**WORK INSTRUCTIONS:** Write out the whole listing again, exactly as given.

**Figure contents as structured data:**
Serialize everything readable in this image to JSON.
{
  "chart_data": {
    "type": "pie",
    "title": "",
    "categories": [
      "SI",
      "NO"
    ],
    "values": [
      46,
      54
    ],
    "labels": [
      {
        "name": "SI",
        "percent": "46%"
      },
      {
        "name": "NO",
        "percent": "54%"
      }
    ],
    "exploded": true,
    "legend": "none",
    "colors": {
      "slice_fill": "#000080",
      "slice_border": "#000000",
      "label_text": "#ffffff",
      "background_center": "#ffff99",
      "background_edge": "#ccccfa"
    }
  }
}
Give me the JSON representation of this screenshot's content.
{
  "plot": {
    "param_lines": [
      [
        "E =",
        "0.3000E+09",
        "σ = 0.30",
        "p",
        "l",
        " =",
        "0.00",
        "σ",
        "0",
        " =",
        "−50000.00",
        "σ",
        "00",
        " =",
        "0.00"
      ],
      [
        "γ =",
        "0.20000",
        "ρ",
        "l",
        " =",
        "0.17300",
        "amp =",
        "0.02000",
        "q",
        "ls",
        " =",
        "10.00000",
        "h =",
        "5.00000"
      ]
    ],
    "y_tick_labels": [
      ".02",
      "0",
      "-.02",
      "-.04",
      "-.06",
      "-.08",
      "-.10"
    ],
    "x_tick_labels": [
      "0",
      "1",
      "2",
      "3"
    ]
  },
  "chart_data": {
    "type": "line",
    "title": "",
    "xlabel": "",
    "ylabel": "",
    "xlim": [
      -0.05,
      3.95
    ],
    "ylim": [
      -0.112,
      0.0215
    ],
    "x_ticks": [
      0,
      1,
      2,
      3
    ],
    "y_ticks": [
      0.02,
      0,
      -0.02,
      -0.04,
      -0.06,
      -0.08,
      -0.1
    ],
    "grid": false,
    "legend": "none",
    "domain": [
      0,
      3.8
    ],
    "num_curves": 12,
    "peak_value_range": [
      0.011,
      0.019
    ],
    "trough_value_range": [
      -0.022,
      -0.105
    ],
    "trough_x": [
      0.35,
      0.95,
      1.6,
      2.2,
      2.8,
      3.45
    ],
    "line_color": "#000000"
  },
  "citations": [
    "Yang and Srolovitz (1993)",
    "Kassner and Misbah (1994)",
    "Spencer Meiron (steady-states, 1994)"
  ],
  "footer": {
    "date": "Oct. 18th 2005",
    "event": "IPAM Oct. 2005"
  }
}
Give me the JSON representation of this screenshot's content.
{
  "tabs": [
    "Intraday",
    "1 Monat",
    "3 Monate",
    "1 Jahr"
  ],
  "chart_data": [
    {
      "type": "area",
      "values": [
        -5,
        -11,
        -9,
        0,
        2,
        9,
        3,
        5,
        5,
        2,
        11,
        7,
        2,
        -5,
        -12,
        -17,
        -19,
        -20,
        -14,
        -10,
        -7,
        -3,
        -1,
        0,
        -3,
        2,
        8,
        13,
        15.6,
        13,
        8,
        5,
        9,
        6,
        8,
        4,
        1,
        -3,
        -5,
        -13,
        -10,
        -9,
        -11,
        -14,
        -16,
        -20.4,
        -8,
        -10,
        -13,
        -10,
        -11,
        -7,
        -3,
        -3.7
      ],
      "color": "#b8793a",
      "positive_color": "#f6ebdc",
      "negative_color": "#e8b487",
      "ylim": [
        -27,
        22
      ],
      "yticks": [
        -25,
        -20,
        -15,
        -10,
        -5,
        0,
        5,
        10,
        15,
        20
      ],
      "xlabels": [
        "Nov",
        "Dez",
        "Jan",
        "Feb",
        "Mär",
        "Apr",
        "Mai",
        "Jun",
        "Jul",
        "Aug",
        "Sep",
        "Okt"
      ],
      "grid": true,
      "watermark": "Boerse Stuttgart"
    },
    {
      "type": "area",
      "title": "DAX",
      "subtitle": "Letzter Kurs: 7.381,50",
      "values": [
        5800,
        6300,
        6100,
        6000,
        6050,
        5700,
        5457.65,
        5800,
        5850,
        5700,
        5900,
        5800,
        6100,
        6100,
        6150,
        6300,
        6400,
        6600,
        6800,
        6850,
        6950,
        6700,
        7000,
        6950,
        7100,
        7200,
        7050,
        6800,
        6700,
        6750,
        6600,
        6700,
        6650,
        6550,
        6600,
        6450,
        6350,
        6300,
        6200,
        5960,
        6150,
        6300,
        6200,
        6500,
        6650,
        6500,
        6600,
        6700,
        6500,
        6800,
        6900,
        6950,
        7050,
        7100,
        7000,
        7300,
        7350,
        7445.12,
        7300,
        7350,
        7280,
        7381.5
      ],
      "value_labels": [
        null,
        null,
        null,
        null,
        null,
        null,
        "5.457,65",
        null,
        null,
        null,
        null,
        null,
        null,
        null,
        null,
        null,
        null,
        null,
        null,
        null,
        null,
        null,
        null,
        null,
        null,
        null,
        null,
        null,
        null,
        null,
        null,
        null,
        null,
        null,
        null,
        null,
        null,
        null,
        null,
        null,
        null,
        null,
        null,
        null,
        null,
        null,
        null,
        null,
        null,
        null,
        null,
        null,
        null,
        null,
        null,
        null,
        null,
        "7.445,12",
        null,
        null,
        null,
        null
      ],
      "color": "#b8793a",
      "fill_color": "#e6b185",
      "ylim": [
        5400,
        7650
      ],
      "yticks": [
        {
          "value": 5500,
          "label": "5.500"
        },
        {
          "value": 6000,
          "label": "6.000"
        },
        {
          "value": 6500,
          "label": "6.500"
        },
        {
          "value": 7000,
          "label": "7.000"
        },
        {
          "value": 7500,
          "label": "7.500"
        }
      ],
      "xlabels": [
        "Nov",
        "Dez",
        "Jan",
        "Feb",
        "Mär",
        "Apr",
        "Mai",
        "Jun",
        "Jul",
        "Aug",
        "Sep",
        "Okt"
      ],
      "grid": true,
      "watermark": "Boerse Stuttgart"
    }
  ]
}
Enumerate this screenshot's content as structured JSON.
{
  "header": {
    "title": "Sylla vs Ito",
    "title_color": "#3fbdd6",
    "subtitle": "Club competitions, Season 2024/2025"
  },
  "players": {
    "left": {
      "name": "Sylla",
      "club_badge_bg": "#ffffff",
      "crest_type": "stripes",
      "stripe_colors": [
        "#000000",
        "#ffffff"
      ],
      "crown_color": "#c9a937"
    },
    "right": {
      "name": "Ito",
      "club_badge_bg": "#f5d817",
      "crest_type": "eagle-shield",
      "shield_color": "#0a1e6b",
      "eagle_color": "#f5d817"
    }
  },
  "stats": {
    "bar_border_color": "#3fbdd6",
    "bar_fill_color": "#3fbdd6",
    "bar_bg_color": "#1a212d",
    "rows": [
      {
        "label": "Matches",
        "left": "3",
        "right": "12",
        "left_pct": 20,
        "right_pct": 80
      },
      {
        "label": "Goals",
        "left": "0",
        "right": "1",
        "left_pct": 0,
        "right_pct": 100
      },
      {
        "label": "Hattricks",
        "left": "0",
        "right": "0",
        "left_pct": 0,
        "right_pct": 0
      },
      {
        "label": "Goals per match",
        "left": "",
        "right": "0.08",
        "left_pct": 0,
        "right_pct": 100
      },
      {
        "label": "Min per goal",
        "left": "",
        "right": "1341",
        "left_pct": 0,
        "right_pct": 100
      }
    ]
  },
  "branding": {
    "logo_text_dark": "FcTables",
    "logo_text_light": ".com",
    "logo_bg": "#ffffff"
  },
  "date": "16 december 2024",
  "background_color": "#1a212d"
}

**THE ANSWER:**
Serialize everything readable in this image to JSON.
{
  "chart_data": {
    "type": "pie",
    "title": "",
    "categories": [
      "SI",
      "NO"
    ],
    "values": [
      46,
      54
    ],
    "labels": [
      {
        "name": "SI",
        "percent": "46%"
      },
      {
        "name": "NO",
        "percent": "54%"
      }
    ],
    "exploded": true,
    "legend": "none",
    "colors": {
      "slice_fill": "#000080",
      "slice_border": "#000000",
      "label_text": "#ffffff",
      "background_center": "#ffff99",
      "background_edge": "#ccccfa"
    }
  }
}
Give me the JSON representation of this screenshot's content.
{
  "plot": {
    "param_lines": [
      [
        "E =",
        "0.3000E+09",
        "σ = 0.30",
        "p",
        "l",
        " =",
        "0.00",
        "σ",
        "0",
        " =",
        "−50000.00",
        "σ",
        "00",
        " =",
        "0.00"
      ],
      [
        "γ =",
        "0.20000",
        "ρ",
        "l",
        " =",
        "0.17300",
        "amp =",
        "0.02000",
        "q",
        "ls",
        " =",
        "10.00000",
        "h =",
        "5.00000"
      ]
    ],
    "y_tick_labels": [
      ".02",
      "0",
      "-.02",
      "-.04",
      "-.06",
      "-.08",
      "-.10"
    ],
    "x_tick_labels": [
      "0",
      "1",
      "2",
      "3"
    ]
  },
  "chart_data": {
    "type": "line",
    "title": "",
    "xlabel": "",
    "ylabel": "",
    "xlim": [
      -0.05,
      3.95
    ],
    "ylim": [
      -0.112,
      0.0215
    ],
    "x_ticks": [
      0,
      1,
      2,
      3
    ],
    "y_ticks": [
      0.02,
      0,
      -0.02,
      -0.04,
      -0.06,
      -0.08,
      -0.1
    ],
    "grid": false,
    "legend": "none",
    "domain": [
      0,
      3.8
    ],
    "num_curves": 12,
    "peak_value_range": [
      0.011,
      0.019
    ],
    "trough_value_range": [
      -0.022,
      -0.105
    ],
    "trough_x": [
      0.35,
      0.95,
      1.6,
      2.2,
      2.8,
      3.45
    ],
    "line_color": "#000000"
  },
  "citations": [
    "Yang and Srolovitz (1993)",
    "Kassner and Misbah (1994)",
    "Spencer Meiron (steady-states, 1994)"
  ],
  "footer": {
    "date": "Oct. 18th 2005",
    "event": "IPAM Oct. 2005"
  }
}
Give me the JSON representation of this screenshot's content.
{
  "tabs": [
    "Intraday",
    "1 Monat",
    "3 Monate",
    "1 Jahr"
  ],
  "chart_data": [
    {
      "type": "area",
      "values": [
        -5,
        -11,
        -9,
        0,
        2,
        9,
        3,
        5,
        5,
        2,
        11,
        7,
        2,
        -5,
        -12,
        -17,
        -19,
        -20,
        -14,
        -10,
        -7,
        -3,
        -1,
        0,
        -3,
        2,
        8,
        13,
        15.6,
        13,
        8,
        5,
        9,
        6,
        8,
        4,
        1,
        -3,
        -5,
        -13,
        -10,
        -9,
        -11,
        -14,
        -16,
        -20.4,
        -8,
        -10,
        -13,
        -10,
        -11,
        -7,
        -3,
        -3.7
      ],
      "color": "#b8793a",
      "positive_color": "#f6ebdc",
      "negative_color": "#e8b487",
      "ylim": [
        -27,
        22
      ],
      "yticks": [
        -25,
        -20,
        -15,
        -10,
        -5,
        0,
        5,
        10,
        15,
        20
      ],
      "xlabels": [
        "Nov",
        "Dez",
        "Jan",
        "Feb",
        "Mär",
        "Apr",
        "Mai",
        "Jun",
        "Jul",
        "Aug",
        "Sep",
        "Okt"
      ],
      "grid": true,
      "watermark": "Boerse Stuttgart"
    },
    {
      "type": "area",
      "title": "DAX",
      "subtitle": "Letzter Kurs: 7.381,50",
      "values": [
        5800,
        6300,
        6100,
        6000,
        6050,
        5700,
        5457.65,
        5800,
        5850,
        5700,
        5900,
        5800,
        6100,
        6100,
        6150,
        6300,
        6400,
        6600,
        6800,
        6850,
        6950,
        6700,
        7000,
        6950,
        7100,
        7200,
        7050,
        6800,
        6700,
        6750,
        6600,
        6700,
        6650,
        6550,
        6600,
        6450,
        6350,
        6300,
        6200,
        5960,
        6150,
        6300,
        6200,
        6500,
        6650,
        6500,
        6600,
        6700,
        6500,
        6800,
        6900,
        6950,
        7050,
        7100,
        7000,
        7300,
        7350,
        7445.12,
        7300,
        7350,
        7280,
        7381.5
      ],
      "value_labels": [
        null,
        null,
        null,
        null,
        null,
        null,
        "5.457,65",
        null,
        null,
        null,
        null,
        null,
        null,
        null,
        null,
        null,
        null,
        null,
        null,
        null,
        null,
        null,
        null,
        null,
        null,
        null,
        null,
        null,
        null,
        null,
        null,
        null,
        null,
        null,
        null,
        null,
        null,
        null,
        null,
        null,
        null,
        null,
        null,
        null,
        null,
        null,
        null,
        null,
        null,
        null,
        null,
        null,
        null,
        null,
        null,
        null,
        null,
        "7.445,12",
        null,
        null,
        null,
        null
      ],
      "color": "#b8793a",
      "fill_color": "#e6b185",
      "ylim": [
        5400,
        7650
      ],
      "yticks": [
        {
          "value": 5500,
          "label": "5.500"
        },
        {
          "value": 6000,
          "label": "6.000"
        },
        {
          "value": 6500,
          "label": "6.500"
        },
        {
          "value": 7000,
          "label": "7.000"
        },
        {
          "value": 7500,
          "label": "7.500"
        }
      ],
      "xlabels": [
        "Nov",
        "Dez",
        "Jan",
        "Feb",
        "Mär",
        "Apr",
        "Mai",
        "Jun",
        "Jul",
        "Aug",
        "Sep",
        "Okt"
      ],
      "grid": true,
      "watermark": "Boerse Stuttgart"
    }
  ]
}
Enumerate this screenshot's content as structured JSON.
{
  "header": {
    "title": "Sylla vs Ito",
    "title_color": "#3fbdd6",
    "subtitle": "Club competitions, Season 2024/2025"
  },
  "players": {
    "left": {
      "name": "Sylla",
      "club_badge_bg": "#ffffff",
      "crest_type": "stripes",
      "stripe_colors": [
        "#000000",
        "#ffffff"
      ],
      "crown_color": "#c9a937"
    },
    "right": {
      "name": "Ito",
      "club_badge_bg": "#f5d817",
      "crest_type": "eagle-shield",
      "shield_color": "#0a1e6b",
      "eagle_color": "#f5d817"
    }
  },
  "stats": {
    "bar_border_color": "#3fbdd6",
    "bar_fill_color": "#3fbdd6",
    "bar_bg_color": "#1a212d",
    "rows": [
      {
        "label": "Matches",
        "left": "3",
        "right": "12",
        "left_pct": 20,
        "right_pct": 80
      },
      {
        "label": "Goals",
        "left": "0",
        "right": "1",
        "left_pct": 0,
        "right_pct": 100
      },
      {
        "label": "Hattricks",
        "left": "0",
        "right": "0",
        "left_pct": 0,
        "right_pct": 0
      },
      {
        "label": "Goals per match",
        "left": "",
        "right": "0.08",
        "left_pct": 0,
        "right_pct": 100
      },
      {
        "label": "Min per goal",
        "left": "",
        "right": "1341",
        "left_pct": 0,
        "right_pct": 100
      }
    ]
  },
  "branding": {
    "logo_text_dark": "FcTables",
    "logo_text_light": ".com",
    "logo_bg": "#ffffff"
  },
  "date": "16 december 2024",
  "background_color": "#1a212d"
}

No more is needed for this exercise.